# WRITTEN INSTRUCTION
What follows is a block of records; reproduce all of it verbatim.

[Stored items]
--------------------

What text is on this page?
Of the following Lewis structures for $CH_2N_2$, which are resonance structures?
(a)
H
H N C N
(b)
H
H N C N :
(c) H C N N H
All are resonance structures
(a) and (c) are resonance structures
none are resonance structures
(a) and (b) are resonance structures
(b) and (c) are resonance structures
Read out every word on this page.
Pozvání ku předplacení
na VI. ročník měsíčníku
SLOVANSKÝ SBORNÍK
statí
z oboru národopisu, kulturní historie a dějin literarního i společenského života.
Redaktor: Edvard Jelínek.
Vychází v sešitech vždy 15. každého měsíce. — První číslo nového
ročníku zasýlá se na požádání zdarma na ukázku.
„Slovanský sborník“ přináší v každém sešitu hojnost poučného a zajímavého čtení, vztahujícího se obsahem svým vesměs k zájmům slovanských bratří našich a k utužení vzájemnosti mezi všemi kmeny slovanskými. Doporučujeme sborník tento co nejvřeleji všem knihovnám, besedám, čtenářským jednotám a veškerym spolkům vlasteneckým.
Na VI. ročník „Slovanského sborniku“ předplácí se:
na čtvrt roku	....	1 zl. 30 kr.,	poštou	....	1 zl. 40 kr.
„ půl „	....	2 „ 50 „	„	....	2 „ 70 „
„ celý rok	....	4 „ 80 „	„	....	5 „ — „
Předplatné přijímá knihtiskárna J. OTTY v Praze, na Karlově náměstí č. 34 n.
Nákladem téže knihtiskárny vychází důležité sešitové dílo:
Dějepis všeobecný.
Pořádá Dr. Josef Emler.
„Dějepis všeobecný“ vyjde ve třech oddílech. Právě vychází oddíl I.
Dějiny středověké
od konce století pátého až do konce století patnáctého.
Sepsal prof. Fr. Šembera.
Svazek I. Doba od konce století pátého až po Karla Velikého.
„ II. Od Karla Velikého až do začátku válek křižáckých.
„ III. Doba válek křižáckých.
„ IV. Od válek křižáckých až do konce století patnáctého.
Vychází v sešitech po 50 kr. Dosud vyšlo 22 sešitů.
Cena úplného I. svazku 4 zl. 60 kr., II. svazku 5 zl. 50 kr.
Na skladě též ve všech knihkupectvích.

--------------------

# TASK RESULT
What text is on this page?
Of the following Lewis structures for $CH_2N_2$, which are resonance structures?
(a)
H
H N C N
(b)
H
H N C N :
(c) H C N N H
All are resonance structures
(a) and (c) are resonance structures
none are resonance structures
(a) and (b) are resonance structures
(b) and (c) are resonance structures
Read out every word on this page.
Pozvání ku předplacení
na VI. ročník měsíčníku
SLOVANSKÝ SBORNÍK
statí
z oboru národopisu, kulturní historie a dějin literarního i společenského života.
Redaktor: Edvard Jelínek.
Vychází v sešitech vždy 15. každého měsíce. — První číslo nového
ročníku zasýlá se na požádání zdarma na ukázku.
„Slovanský sborník“ přináší v každém sešitu hojnost poučného a zajímavého čtení, vztahujícího se obsahem svým vesměs k zájmům slovanských bratří našich a k utužení vzájemnosti mezi všemi kmeny slovanskými. Doporučujeme sborník tento co nejvřeleji všem knihovnám, besedám, čtenářským jednotám a veškerym spolkům vlasteneckým.
Na VI. ročník „Slovanského sborniku“ předplácí se:
na čtvrt roku	....	1 zl. 30 kr.,	poštou	....	1 zl. 40 kr.
„ půl „	....	2 „ 50 „	„	....	2 „ 70 „
„ celý rok	....	4 „ 80 „	„	....	5 „ — „
Předplatné přijímá knihtiskárna J. OTTY v Praze, na Karlově náměstí č. 34 n.
Nákladem téže knihtiskárny vychází důležité sešitové dílo:
Dějepis všeobecný.
Pořádá Dr. Josef Emler.
„Dějepis všeobecný“ vyjde ve třech oddílech. Právě vychází oddíl I.
Dějiny středověké
od konce století pátého až do konce století patnáctého.
Sepsal prof. Fr. Šembera.
Svazek I. Doba od konce století pátého až po Karla Velikého.
„ II. Od Karla Velikého až do začátku válek křižáckých.
„ III. Doba válek křižáckých.
„ IV. Od válek křižáckých až do konce století patnáctého.
Vychází v sešitech po 50 kr. Dosud vyšlo 22 sešitů.
Cena úplného I. svazku 4 zl. 60 kr., II. svazku 5 zl. 50 kr.
Na skladě též ve všech knihkupectvích.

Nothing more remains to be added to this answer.